• _Written problem_:
Collect each line of the records containing the string "text".

-- begin Information supplied --

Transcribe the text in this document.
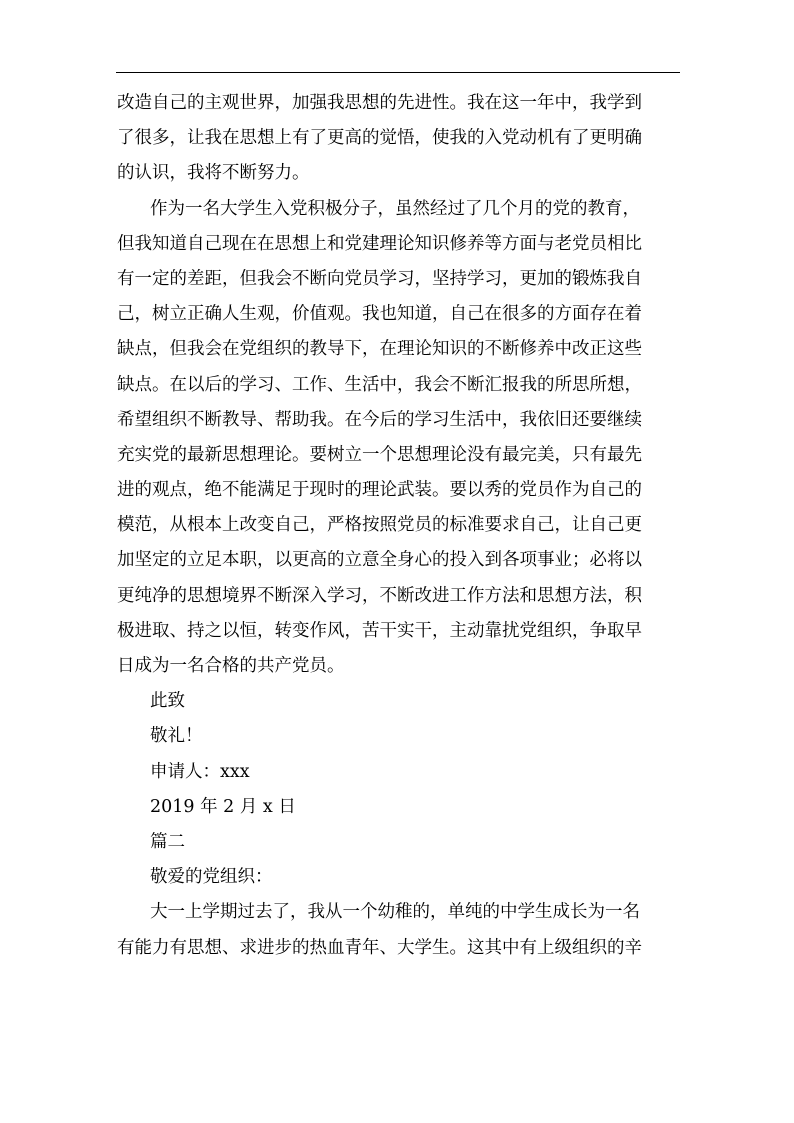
改造自己的主观世界，加强我思想的先进性。我在这一年中，我学到
了很多，让我在思想上有了更高的觉悟，使我的入党动机有了更明确
的认识，我将不断努力。
作为一名大学生入党积极分子，虽然经过了几个月的党的教育，
但我知道自己现在在思想上和党建理论知识修养等方面与老党员相比
有一定的差距，但我会不断向党员学习，坚持学习，更加的锻炼我自
己，树立正确人生观，价值观。我也知道，自己在很多的方面存在着
缺点，但我会在党组织的教导下，在理论知识的不断修养中改正这些
缺点。在以后的学习、工作、生活中，我会不断汇报我的所思所想，
希望组织不断教导、帮助我。在今后的学习生活中，我依旧还要继续
充实党的最新思想理论。要树立一个思想理论没有最完美，只有最先
进的观点，绝不能满足于现时的理论武装。要以秀的党员作为自己的
模范，从根本上改变自己，严格按照党员的标准要求自己，让自己更
加坚定的立足本职，以更高的立意全身心的投入到各项事业；必将以
更纯净的思想境界不断深入学习，不断改进工作方法和思想方法，积
极进取、持之以恒，转变作风，苦干实干，主动靠扰党组织，争取早
日成为一名合格的共产党员。
此致
敬礼！
申请人：xxx
2019 年 2 月 x 日
篇二
敬爱的党组织：
大一上学期过去了，我从一个幼稚的，单纯的中学生成长为一名
有能力有思想、求进步的热血青年、大学生。这其中有上级组织的辛
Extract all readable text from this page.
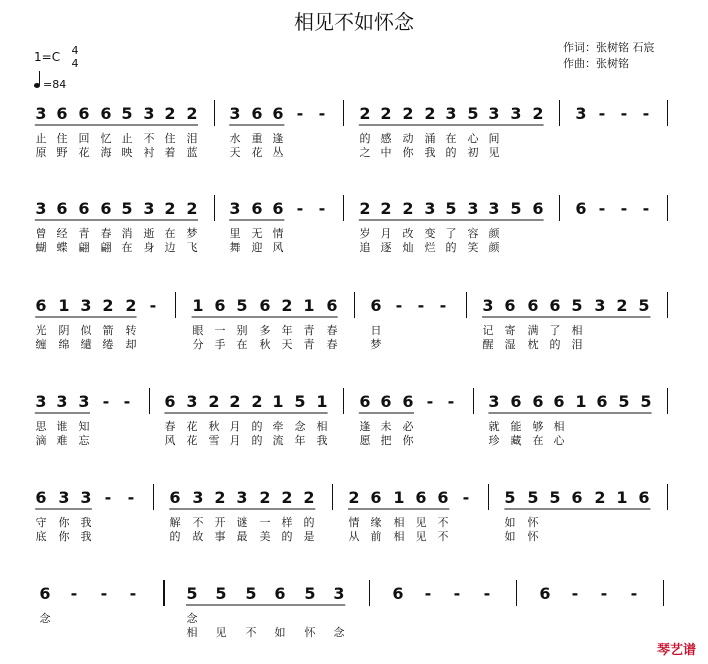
相见不如怀念
作词：张树铭 石宸
作曲：张树铭
1=C 4
4
=84
3 6 6 6 5 3 2 2 3 6 6 - - 2 2 2 2 3 5 3 3 2 3 - - -
止 住 回 忆 止 不 住 泪	水 重 逢	的 感 动 涌 在 心 间
原 野 花 海 映 衬 着 蓝	天 花 丛	之 中 你 我 的 初 见
3 6 6 6 5 3 2 2 3 6 6 - - 2 2 2 3 5 3 3 5 6 6 - - -
曾 经 青 春 消 逝 在 梦	里 无 情	岁 月 改 变 了 容 颜
蝴 蝶 翩 翩 在 身 边 飞	舞 迎 风	追 逐 灿 烂 的 笑 颜
6 1 3 2 2 - 1 6 5 6 2 1 6 6 - - - 3 6 6 6 5 3 2 5
光 阴 似 箭 转	眼 一 别 多 年 青 春	日	记 寄 满 了 相
缠 绵 缱 绻 却	分 手 在 秋 天 青 春	梦	醒 湿 枕 的 泪
3 3 3 - - 6 3 2 2 2 1 5 1 6 6 6 - - 3 6 6 6 1 6 5 5
思 谁 知	春 花 秋 月 的 牵 念 相	逢 未 必	就 能 够 相
滴 难 忘	风 花 雪 月 的 流 年 我	愿 把 你	珍 藏 在 心
6 3 3 - - 6 3 2 3 2 2 2 2 6 1 6 6 - 5 5 5 6 2 1 6
守 你 我	解 不 开 谜 一 样 的	情 缘 相 见 不	如 怀
底 你 我	的 故 事 最 美 的 是	从 前 相 见 不	如 怀
6 - - -	5 5 5 6 5 3	6 - - -	6 - - -
念	念
相 见 不 如 怀 念
琴艺谱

-- end Information supplied --

• _Exercise result_:
Transcribe the text in this document.
Extract all readable text from this page.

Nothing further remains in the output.